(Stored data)
=-=-=
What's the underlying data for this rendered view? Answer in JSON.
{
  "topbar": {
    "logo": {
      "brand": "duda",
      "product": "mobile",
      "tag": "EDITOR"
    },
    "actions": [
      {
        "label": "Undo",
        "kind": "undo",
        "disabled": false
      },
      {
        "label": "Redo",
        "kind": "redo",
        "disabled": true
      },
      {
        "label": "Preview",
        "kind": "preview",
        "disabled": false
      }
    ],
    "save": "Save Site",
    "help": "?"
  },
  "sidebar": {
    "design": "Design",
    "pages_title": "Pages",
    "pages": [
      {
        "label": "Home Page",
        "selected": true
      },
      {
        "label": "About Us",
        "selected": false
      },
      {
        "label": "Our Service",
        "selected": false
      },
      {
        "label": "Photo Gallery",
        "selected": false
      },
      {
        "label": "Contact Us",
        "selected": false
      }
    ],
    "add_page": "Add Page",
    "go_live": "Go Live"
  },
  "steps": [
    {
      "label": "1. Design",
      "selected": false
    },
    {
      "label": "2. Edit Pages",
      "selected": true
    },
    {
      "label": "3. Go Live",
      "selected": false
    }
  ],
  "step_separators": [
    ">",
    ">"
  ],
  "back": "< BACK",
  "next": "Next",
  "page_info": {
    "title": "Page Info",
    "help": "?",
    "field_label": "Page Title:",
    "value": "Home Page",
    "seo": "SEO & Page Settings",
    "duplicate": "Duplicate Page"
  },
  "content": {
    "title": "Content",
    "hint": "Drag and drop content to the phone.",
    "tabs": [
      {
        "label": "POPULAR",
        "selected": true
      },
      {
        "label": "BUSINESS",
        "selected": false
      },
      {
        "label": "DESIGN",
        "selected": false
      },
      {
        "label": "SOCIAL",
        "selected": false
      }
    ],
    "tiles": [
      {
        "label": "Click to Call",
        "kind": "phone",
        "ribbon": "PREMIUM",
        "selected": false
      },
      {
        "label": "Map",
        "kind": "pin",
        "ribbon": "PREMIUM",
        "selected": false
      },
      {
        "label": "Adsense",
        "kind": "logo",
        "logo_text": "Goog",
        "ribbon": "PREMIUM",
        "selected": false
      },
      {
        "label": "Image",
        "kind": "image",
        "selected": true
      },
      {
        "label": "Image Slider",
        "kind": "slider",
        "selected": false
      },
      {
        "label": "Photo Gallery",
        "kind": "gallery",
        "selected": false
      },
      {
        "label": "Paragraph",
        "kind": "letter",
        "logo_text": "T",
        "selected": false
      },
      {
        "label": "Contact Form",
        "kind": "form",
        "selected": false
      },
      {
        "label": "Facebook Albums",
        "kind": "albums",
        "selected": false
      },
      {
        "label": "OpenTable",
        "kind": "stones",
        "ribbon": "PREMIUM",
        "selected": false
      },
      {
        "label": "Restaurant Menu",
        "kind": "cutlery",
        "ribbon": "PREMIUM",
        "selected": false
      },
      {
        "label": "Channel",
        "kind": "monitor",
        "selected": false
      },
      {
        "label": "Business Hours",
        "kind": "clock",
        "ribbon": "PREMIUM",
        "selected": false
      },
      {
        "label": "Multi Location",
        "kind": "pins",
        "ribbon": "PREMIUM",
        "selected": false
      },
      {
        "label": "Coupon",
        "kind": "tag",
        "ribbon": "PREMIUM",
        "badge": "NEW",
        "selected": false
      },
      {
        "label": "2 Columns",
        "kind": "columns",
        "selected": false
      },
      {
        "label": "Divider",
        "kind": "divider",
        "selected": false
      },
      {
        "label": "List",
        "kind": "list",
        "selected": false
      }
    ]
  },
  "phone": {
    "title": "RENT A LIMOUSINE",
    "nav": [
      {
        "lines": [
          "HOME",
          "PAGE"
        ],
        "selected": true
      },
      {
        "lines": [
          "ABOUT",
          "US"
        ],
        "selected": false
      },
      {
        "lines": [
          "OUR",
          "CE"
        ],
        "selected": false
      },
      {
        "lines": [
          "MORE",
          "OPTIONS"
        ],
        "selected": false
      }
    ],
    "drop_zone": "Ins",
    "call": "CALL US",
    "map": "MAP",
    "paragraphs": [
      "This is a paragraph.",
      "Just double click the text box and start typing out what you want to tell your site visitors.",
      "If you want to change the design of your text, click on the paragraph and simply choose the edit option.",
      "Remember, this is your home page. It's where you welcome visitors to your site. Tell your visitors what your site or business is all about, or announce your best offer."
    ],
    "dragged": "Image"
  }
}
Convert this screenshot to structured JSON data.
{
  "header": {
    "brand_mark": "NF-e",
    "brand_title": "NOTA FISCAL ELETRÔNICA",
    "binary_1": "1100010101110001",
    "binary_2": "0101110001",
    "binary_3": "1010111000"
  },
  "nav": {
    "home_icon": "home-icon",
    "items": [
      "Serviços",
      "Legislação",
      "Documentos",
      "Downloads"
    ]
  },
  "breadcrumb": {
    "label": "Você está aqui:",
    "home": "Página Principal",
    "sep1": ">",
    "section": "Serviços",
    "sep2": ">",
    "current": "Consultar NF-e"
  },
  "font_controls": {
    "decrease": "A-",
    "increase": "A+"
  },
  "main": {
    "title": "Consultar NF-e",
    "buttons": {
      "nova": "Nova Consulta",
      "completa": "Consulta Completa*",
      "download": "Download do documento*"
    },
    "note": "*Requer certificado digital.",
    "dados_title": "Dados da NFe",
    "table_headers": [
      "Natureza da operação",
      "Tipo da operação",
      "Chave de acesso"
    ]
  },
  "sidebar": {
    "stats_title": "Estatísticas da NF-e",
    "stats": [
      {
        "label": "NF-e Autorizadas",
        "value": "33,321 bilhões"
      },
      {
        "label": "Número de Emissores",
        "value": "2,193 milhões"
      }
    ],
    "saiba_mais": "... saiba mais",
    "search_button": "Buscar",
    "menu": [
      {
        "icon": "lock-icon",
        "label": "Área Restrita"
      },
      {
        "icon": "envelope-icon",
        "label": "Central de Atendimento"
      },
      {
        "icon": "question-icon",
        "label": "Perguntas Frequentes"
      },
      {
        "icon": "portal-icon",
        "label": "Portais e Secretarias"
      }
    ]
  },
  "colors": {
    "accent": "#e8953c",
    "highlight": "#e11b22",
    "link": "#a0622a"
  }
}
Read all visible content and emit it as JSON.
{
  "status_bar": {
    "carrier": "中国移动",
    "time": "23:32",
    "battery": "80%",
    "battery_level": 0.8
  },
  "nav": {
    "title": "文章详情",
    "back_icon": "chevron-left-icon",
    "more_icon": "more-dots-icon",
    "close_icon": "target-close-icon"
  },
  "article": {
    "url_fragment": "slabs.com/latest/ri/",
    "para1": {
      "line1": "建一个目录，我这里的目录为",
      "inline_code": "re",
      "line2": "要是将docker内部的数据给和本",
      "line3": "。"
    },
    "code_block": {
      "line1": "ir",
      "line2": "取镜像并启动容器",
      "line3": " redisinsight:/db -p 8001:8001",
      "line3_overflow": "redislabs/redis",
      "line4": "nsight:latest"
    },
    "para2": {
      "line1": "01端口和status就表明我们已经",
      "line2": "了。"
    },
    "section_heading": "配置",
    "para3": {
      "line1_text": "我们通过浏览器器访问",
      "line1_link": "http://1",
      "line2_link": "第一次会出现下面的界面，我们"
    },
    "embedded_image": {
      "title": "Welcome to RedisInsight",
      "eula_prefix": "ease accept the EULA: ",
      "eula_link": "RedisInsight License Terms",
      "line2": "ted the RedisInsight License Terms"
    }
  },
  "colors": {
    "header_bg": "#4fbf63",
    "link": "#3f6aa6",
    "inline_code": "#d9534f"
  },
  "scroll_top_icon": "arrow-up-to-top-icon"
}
=-=-=
Instructions for the task
Return each entry from above without altering a single character.

Problem solution
What's the underlying data for this rendered view? Answer in JSON.
{
  "topbar": {
    "logo": {
      "brand": "duda",
      "product": "mobile",
      "tag": "EDITOR"
    },
    "actions": [
      {
        "label": "Undo",
        "kind": "undo",
        "disabled": false
      },
      {
        "label": "Redo",
        "kind": "redo",
        "disabled": true
      },
      {
        "label": "Preview",
        "kind": "preview",
        "disabled": false
      }
    ],
    "save": "Save Site",
    "help": "?"
  },
  "sidebar": {
    "design": "Design",
    "pages_title": "Pages",
    "pages": [
      {
        "label": "Home Page",
        "selected": true
      },
      {
        "label": "About Us",
        "selected": false
      },
      {
        "label": "Our Service",
        "selected": false
      },
      {
        "label": "Photo Gallery",
        "selected": false
      },
      {
        "label": "Contact Us",
        "selected": false
      }
    ],
    "add_page": "Add Page",
    "go_live": "Go Live"
  },
  "steps": [
    {
      "label": "1. Design",
      "selected": false
    },
    {
      "label": "2. Edit Pages",
      "selected": true
    },
    {
      "label": "3. Go Live",
      "selected": false
    }
  ],
  "step_separators": [
    ">",
    ">"
  ],
  "back": "< BACK",
  "next": "Next",
  "page_info": {
    "title": "Page Info",
    "help": "?",
    "field_label": "Page Title:",
    "value": "Home Page",
    "seo": "SEO & Page Settings",
    "duplicate": "Duplicate Page"
  },
  "content": {
    "title": "Content",
    "hint": "Drag and drop content to the phone.",
    "tabs": [
      {
        "label": "POPULAR",
        "selected": true
      },
      {
        "label": "BUSINESS",
        "selected": false
      },
      {
        "label": "DESIGN",
        "selected": false
      },
      {
        "label": "SOCIAL",
        "selected": false
      }
    ],
    "tiles": [
      {
        "label": "Click to Call",
        "kind": "phone",
        "ribbon": "PREMIUM",
        "selected": false
      },
      {
        "label": "Map",
        "kind": "pin",
        "ribbon": "PREMIUM",
        "selected": false
      },
      {
        "label": "Adsense",
        "kind": "logo",
        "logo_text": "Goog",
        "ribbon": "PREMIUM",
        "selected": false
      },
      {
        "label": "Image",
        "kind": "image",
        "selected": true
      },
      {
        "label": "Image Slider",
        "kind": "slider",
        "selected": false
      },
      {
        "label": "Photo Gallery",
        "kind": "gallery",
        "selected": false
      },
      {
        "label": "Paragraph",
        "kind": "letter",
        "logo_text": "T",
        "selected": false
      },
      {
        "label": "Contact Form",
        "kind": "form",
        "selected": false
      },
      {
        "label": "Facebook Albums",
        "kind": "albums",
        "selected": false
      },
      {
        "label": "OpenTable",
        "kind": "stones",
        "ribbon": "PREMIUM",
        "selected": false
      },
      {
        "label": "Restaurant Menu",
        "kind": "cutlery",
        "ribbon": "PREMIUM",
        "selected": false
      },
      {
        "label": "Channel",
        "kind": "monitor",
        "selected": false
      },
      {
        "label": "Business Hours",
        "kind": "clock",
        "ribbon": "PREMIUM",
        "selected": false
      },
      {
        "label": "Multi Location",
        "kind": "pins",
        "ribbon": "PREMIUM",
        "selected": false
      },
      {
        "label": "Coupon",
        "kind": "tag",
        "ribbon": "PREMIUM",
        "badge": "NEW",
        "selected": false
      },
      {
        "label": "2 Columns",
        "kind": "columns",
        "selected": false
      },
      {
        "label": "Divider",
        "kind": "divider",
        "selected": false
      },
      {
        "label": "List",
        "kind": "list",
        "selected": false
      }
    ]
  },
  "phone": {
    "title": "RENT A LIMOUSINE",
    "nav": [
      {
        "lines": [
          "HOME",
          "PAGE"
        ],
        "selected": true
      },
      {
        "lines": [
          "ABOUT",
          "US"
        ],
        "selected": false
      },
      {
        "lines": [
          "OUR",
          "CE"
        ],
        "selected": false
      },
      {
        "lines": [
          "MORE",
          "OPTIONS"
        ],
        "selected": false
      }
    ],
    "drop_zone": "Ins",
    "call": "CALL US",
    "map": "MAP",
    "paragraphs": [
      "This is a paragraph.",
      "Just double click the text box and start typing out what you want to tell your site visitors.",
      "If you want to change the design of your text, click on the paragraph and simply choose the edit option.",
      "Remember, this is your home page. It's where you welcome visitors to your site. Tell your visitors what your site or business is all about, or announce your best offer."
    ],
    "dragged": "Image"
  }
}
Convert this screenshot to structured JSON data.
{
  "header": {
    "brand_mark": "NF-e",
    "brand_title": "NOTA FISCAL ELETRÔNICA",
    "binary_1": "1100010101110001",
    "binary_2": "0101110001",
    "binary_3": "1010111000"
  },
  "nav": {
    "home_icon": "home-icon",
    "items": [
      "Serviços",
      "Legislação",
      "Documentos",
      "Downloads"
    ]
  },
  "breadcrumb": {
    "label": "Você está aqui:",
    "home": "Página Principal",
    "sep1": ">",
    "section": "Serviços",
    "sep2": ">",
    "current": "Consultar NF-e"
  },
  "font_controls": {
    "decrease": "A-",
    "increase": "A+"
  },
  "main": {
    "title": "Consultar NF-e",
    "buttons": {
      "nova": "Nova Consulta",
      "completa": "Consulta Completa*",
      "download": "Download do documento*"
    },
    "note": "*Requer certificado digital.",
    "dados_title": "Dados da NFe",
    "table_headers": [
      "Natureza da operação",
      "Tipo da operação",
      "Chave de acesso"
    ]
  },
  "sidebar": {
    "stats_title": "Estatísticas da NF-e",
    "stats": [
      {
        "label": "NF-e Autorizadas",
        "value": "33,321 bilhões"
      },
      {
        "label": "Número de Emissores",
        "value": "2,193 milhões"
      }
    ],
    "saiba_mais": "... saiba mais",
    "search_button": "Buscar",
    "menu": [
      {
        "icon": "lock-icon",
        "label": "Área Restrita"
      },
      {
        "icon": "envelope-icon",
        "label": "Central de Atendimento"
      },
      {
        "icon": "question-icon",
        "label": "Perguntas Frequentes"
      },
      {
        "icon": "portal-icon",
        "label": "Portais e Secretarias"
      }
    ]
  },
  "colors": {
    "accent": "#e8953c",
    "highlight": "#e11b22",
    "link": "#a0622a"
  }
}
Read all visible content and emit it as JSON.
{
  "status_bar": {
    "carrier": "中国移动",
    "time": "23:32",
    "battery": "80%",
    "battery_level": 0.8
  },
  "nav": {
    "title": "文章详情",
    "back_icon": "chevron-left-icon",
    "more_icon": "more-dots-icon",
    "close_icon": "target-close-icon"
  },
  "article": {
    "url_fragment": "slabs.com/latest/ri/",
    "para1": {
      "line1": "建一个目录，我这里的目录为",
      "inline_code": "re",
      "line2": "要是将docker内部的数据给和本",
      "line3": "。"
    },
    "code_block": {
      "line1": "ir",
      "line2": "取镜像并启动容器",
      "line3": " redisinsight:/db -p 8001:8001",
      "line3_overflow": "redislabs/redis",
      "line4": "nsight:latest"
    },
    "para2": {
      "line1": "01端口和status就表明我们已经",
      "line2": "了。"
    },
    "section_heading": "配置",
    "para3": {
      "line1_text": "我们通过浏览器器访问",
      "line1_link": "http://1",
      "line2_link": "第一次会出现下面的界面，我们"
    },
    "embedded_image": {
      "title": "Welcome to RedisInsight",
      "eula_prefix": "ease accept the EULA: ",
      "eula_link": "RedisInsight License Terms",
      "line2": "ted the RedisInsight License Terms"
    }
  },
  "colors": {
    "header_bg": "#4fbf63",
    "link": "#3f6aa6",
    "inline_code": "#d9534f"
  },
  "scroll_top_icon": "arrow-up-to-top-icon"
}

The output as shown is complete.